[Entries taken from a collection]
-.-.-

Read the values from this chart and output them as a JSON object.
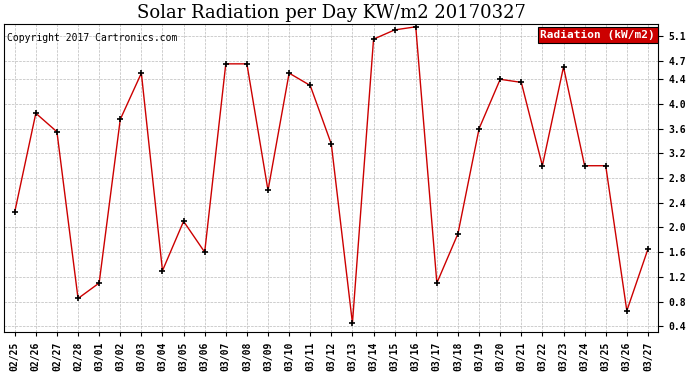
{
  "title": "Solar Radiation per Day KW/m2 20170327",
  "copyright_text": "Copyright 2017 Cartronics.com",
  "legend_label": "Radiation (kW/m2)",
  "dates": [
    "02/25",
    "02/26",
    "02/27",
    "02/28",
    "03/01",
    "03/02",
    "03/03",
    "03/04",
    "03/05",
    "03/06",
    "03/07",
    "03/08",
    "03/09",
    "03/10",
    "03/11",
    "03/12",
    "03/13",
    "03/14",
    "03/15",
    "03/16",
    "03/17",
    "03/18",
    "03/19",
    "03/20",
    "03/21",
    "03/22",
    "03/23",
    "03/24",
    "03/25",
    "03/26",
    "03/27"
  ],
  "values": [
    2.25,
    3.85,
    3.55,
    0.85,
    1.1,
    3.75,
    4.5,
    1.3,
    2.1,
    1.6,
    4.65,
    4.65,
    2.6,
    4.5,
    4.3,
    3.35,
    0.45,
    5.05,
    5.2,
    5.25,
    1.1,
    1.9,
    3.6,
    4.4,
    4.35,
    3.0,
    4.6,
    3.0,
    3.0,
    0.65,
    1.65
  ],
  "line_color": "#cc0000",
  "marker_color": "#000000",
  "legend_bg": "#cc0000",
  "legend_text_color": "white",
  "background_color": "white",
  "grid_color": "#bbbbbb",
  "ylim": [
    0.3,
    5.3
  ],
  "yticks": [
    0.4,
    0.8,
    1.2,
    1.6,
    2.0,
    2.4,
    2.8,
    3.2,
    3.6,
    4.0,
    4.4,
    4.7,
    5.1
  ],
  "title_fontsize": 13,
  "copyright_fontsize": 7,
  "tick_fontsize": 7,
  "legend_fontsize": 8
}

-.-.-

■ Exercise prompt ■
Leave out the pictures and repeat everything else in the records exactly.

■ Reply ■
Read the values from this chart and output them as a JSON object.
{
  "title": "Solar Radiation per Day KW/m2 20170327",
  "copyright_text": "Copyright 2017 Cartronics.com",
  "legend_label": "Radiation (kW/m2)",
  "dates": [
    "02/25",
    "02/26",
    "02/27",
    "02/28",
    "03/01",
    "03/02",
    "03/03",
    "03/04",
    "03/05",
    "03/06",
    "03/07",
    "03/08",
    "03/09",
    "03/10",
    "03/11",
    "03/12",
    "03/13",
    "03/14",
    "03/15",
    "03/16",
    "03/17",
    "03/18",
    "03/19",
    "03/20",
    "03/21",
    "03/22",
    "03/23",
    "03/24",
    "03/25",
    "03/26",
    "03/27"
  ],
  "values": [
    2.25,
    3.85,
    3.55,
    0.85,
    1.1,
    3.75,
    4.5,
    1.3,
    2.1,
    1.6,
    4.65,
    4.65,
    2.6,
    4.5,
    4.3,
    3.35,
    0.45,
    5.05,
    5.2,
    5.25,
    1.1,
    1.9,
    3.6,
    4.4,
    4.35,
    3.0,
    4.6,
    3.0,
    3.0,
    0.65,
    1.65
  ],
  "line_color": "#cc0000",
  "marker_color": "#000000",
  "legend_bg": "#cc0000",
  "legend_text_color": "white",
  "background_color": "white",
  "grid_color": "#bbbbbb",
  "ylim": [
    0.3,
    5.3
  ],
  "yticks": [
    0.4,
    0.8,
    1.2,
    1.6,
    2.0,
    2.4,
    2.8,
    3.2,
    3.6,
    4.0,
    4.4,
    4.7,
    5.1
  ],
  "title_fontsize": 13,
  "copyright_fontsize": 7,
  "tick_fontsize": 7,
  "legend_fontsize": 8
}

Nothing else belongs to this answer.